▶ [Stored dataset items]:

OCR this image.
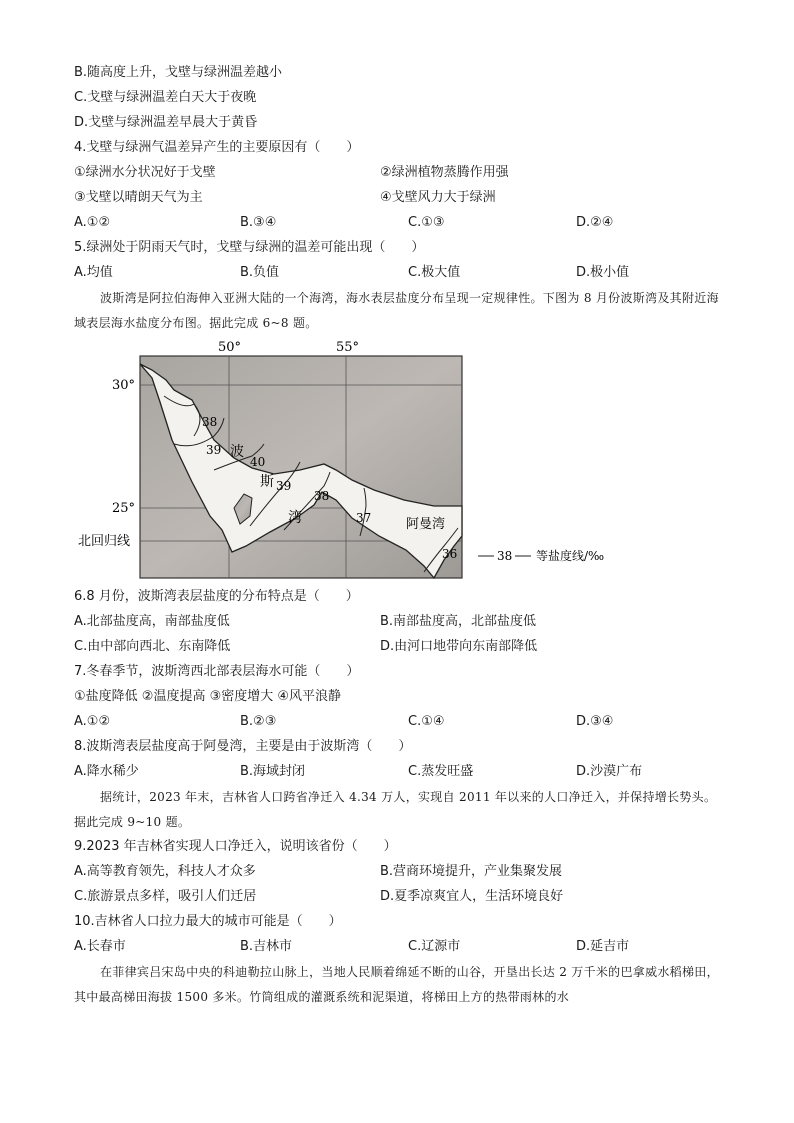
B.随高度上升，戈壁与绿洲温差越小
C.戈壁与绿洲温差白天大于夜晚
D.戈壁与绿洲温差早晨大于黄昏
4.戈壁与绿洲气温差异产生的主要原因有（　　）
①绿洲水分状况好于戈壁	②绿洲植物蒸腾作用强
③戈壁以晴朗天气为主	④戈壁风力大于绿洲
A.①②	B.③④	C.①③	D.②④
5.绿洲处于阴雨天气时，戈壁与绿洲的温差可能出现（　　）
A.均值	B.负值	C.极大值	D.极小值
波斯湾是阿拉伯海伸入亚洲大陆的一个海湾，海水表层盐度分布呈现一定规律性。下图为 8 月份波斯湾及其附近海域表层海水盐度分布图。据此完成 6~8 题。
38
39
40
39
38
37
36
波
斯
湾	阿曼湾
50°	55°
30°
25°
北回归线
38 等盐度线/‰
6.8 月份，波斯湾表层盐度的分布特点是（　　）
A.北部盐度高，南部盐度低	B.南部盐度高，北部盐度低
C.由中部向西北、东南降低	D.由河口地带向东南部降低
7.冬春季节，波斯湾西北部表层海水可能（　　）
①盐度降低 ②温度提高 ③密度增大 ④风平浪静
A.①②	B.②③	C.①④	D.③④
8.波斯湾表层盐度高于阿曼湾，主要是由于波斯湾（　　）
A.降水稀少	B.海域封闭	C.蒸发旺盛	D.沙漠广布
据统计，2023 年末，吉林省人口跨省净迁入 4.34 万人，实现自 2011 年以来的人口净迁入，并保持增长势头。据此完成 9~10 题。
9.2023 年吉林省实现人口净迁入，说明该省份（　　）
A.高等教育领先，科技人才众多	B.营商环境提升，产业集聚发展
C.旅游景点多样，吸引人们迁居	D.夏季凉爽宜人，生活环境良好
10.吉林省人口拉力最大的城市可能是（　　）
A.长春市	B.吉林市	C.辽源市	D.延吉市
在菲律宾吕宋岛中央的科迪勒拉山脉上，当地人民顺着绵延不断的山谷，开垦出长达 2 万千米的巴拿威水稻梯田，其中最高梯田海拔 1500 多米。竹筒组成的灌溉系统和泥渠道，将梯田上方的热带雨林的水
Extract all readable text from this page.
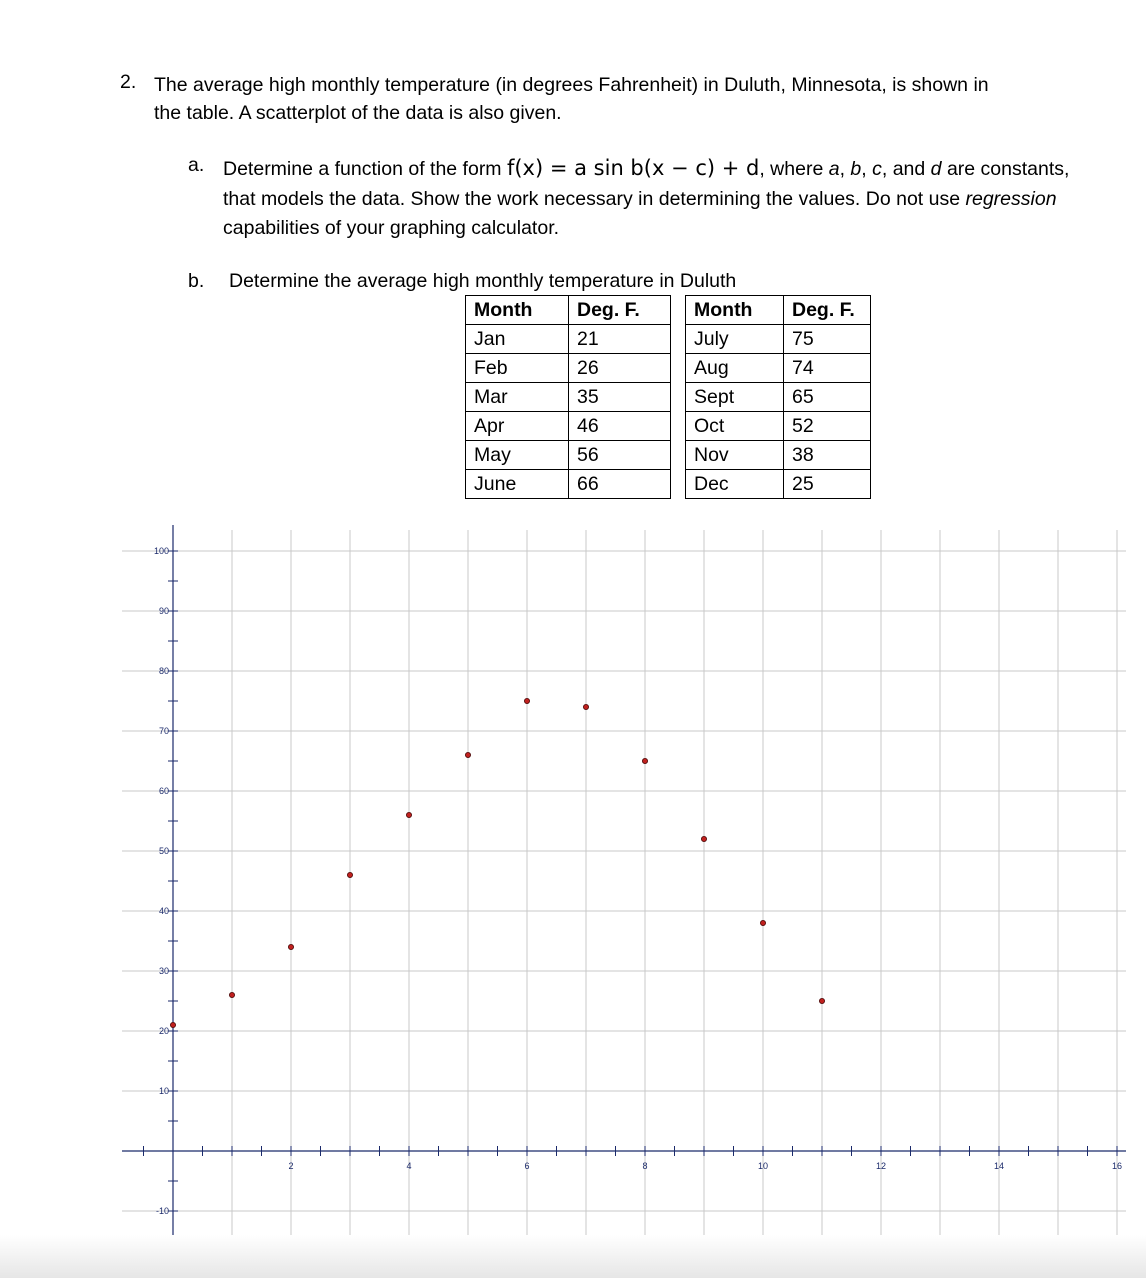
2. The average high monthly temperature (in degrees Fahrenheit) in Duluth, Minnesota, is shown in the table. A scatterplot of the data is also given.
a. Determine a function of the form f(x) = a sin b(x − c) + d, where a, b, c, and d are constants, that models the data. Show the work necessary in determining the values. Do not use regression capabilities of your graphing calculator.
b. Determine the average high monthly temperature in Duluth
Month	Deg. F.		Month	Deg. F.
Jan	21		July	75
Feb	26		Aug	74
Mar	35		Sept	65
Apr	46		Oct	52
May	56		Nov	38
June	66		Dec	25
2	4	6	8	10	12	14	16
100
90
80
70
60
50
40
30
20
10
-10
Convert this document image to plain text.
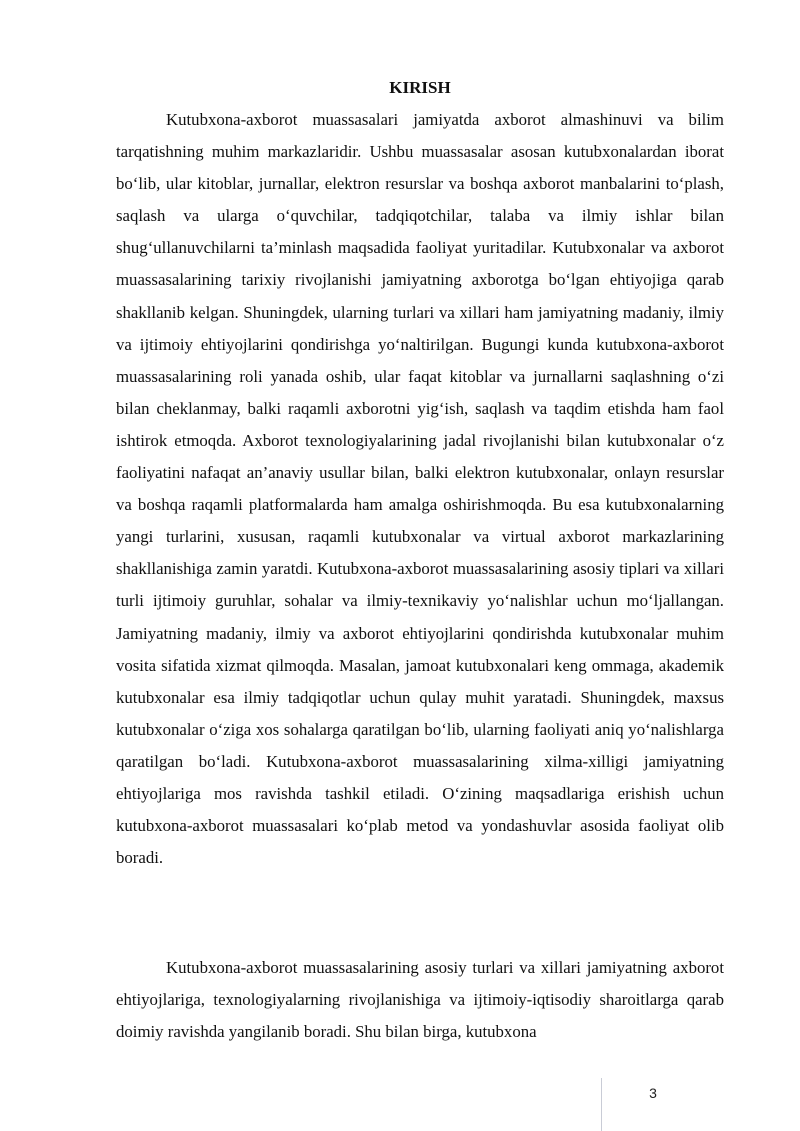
KIRISH

Kutubxona-axborot muassasalari jamiyatda axborot almashinuvi va bilim tarqatishning muhim markazlaridir. Ushbu muassasalar asosan kutubxonalardan iborat bo‘lib, ular kitoblar, jurnallar, elektron resurslar va boshqa axborot manbalarini to‘plash, saqlash va ularga o‘quvchilar, tadqiqotchilar, talaba va ilmiy ishlar bilan shug‘ullanuvchilarni ta’minlash maqsadida faoliyat yuritadilar. Kutubxonalar va axborot muassasalarining tarixiy rivojlanishi jamiyatning axborotga bo‘lgan ehtiyojiga qarab shakllanib kelgan. Shuningdek, ularning turlari va xillari ham jamiyatning madaniy, ilmiy va ijtimoiy ehtiyojlarini qondirishga yo‘naltirilgan. Bugungi kunda kutubxona-axborot muassasalarining roli yanada oshib, ular faqat kitoblar va jurnallarni saqlashning o‘zi bilan cheklanmay, balki raqamli axborotni yig‘ish, saqlash va taqdim etishda ham faol ishtirok etmoqda. Axborot texnologiyalarining jadal rivojlanishi bilan kutubxonalar o‘z faoliyatini nafaqat an’anaviy usullar bilan, balki elektron kutubxonalar, onlayn resurslar va boshqa raqamli platformalarda ham amalga oshirishmoqda. Bu esa kutubxonalarning yangi turlarini, xususan, raqamli kutubxonalar va virtual axborot markazlarining shakllanishiga zamin yaratdi. Kutubxona-axborot muassasalarining asosiy tiplari va xillari turli ijtimoiy guruhlar, sohalar va ilmiy-texnikaviy yo‘nalishlar uchun mo‘ljallangan. Jamiyatning madaniy, ilmiy va axborot ehtiyojlarini qondirishda kutubxonalar muhim vosita sifatida xizmat qilmoqda. Masalan, jamoat kutubxonalari keng ommaga, akademik kutubxonalar esa ilmiy tadqiqotlar uchun qulay muhit yaratadi. Shuningdek, maxsus kutubxonalar o‘ziga xos sohalarga qaratilgan bo‘lib, ularning faoliyati aniq yo‘nalishlarga qaratilgan bo‘ladi. Kutubxona-axborot muassasalarining xilma-xilligi jamiyatning ehtiyojlariga mos ravishda tashkil etiladi. O‘zining maqsadlariga erishish uchun kutubxona-axborot muassasalari ko‘plab metod va yondashuvlar asosida faoliyat olib boradi.

Kutubxona-axborot muassasalarining asosiy turlari va xillari jamiyatning axborot ehtiyojlariga, texnologiyalarning rivojlanishiga va ijtimoiy-iqtisodiy sharoitlarga qarab doimiy ravishda yangilanib boradi. Shu bilan birga, kutubxona

3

▶ [Challenge]: Gather each line of the records holding the string "average".

▶ [Completed task]:
2. The average high monthly temperature (in degrees Fahrenheit) in Duluth, Minnesota, is shown in the table. A scatterplot of the data is also given.
b. Determine the average high monthly temperature in Duluth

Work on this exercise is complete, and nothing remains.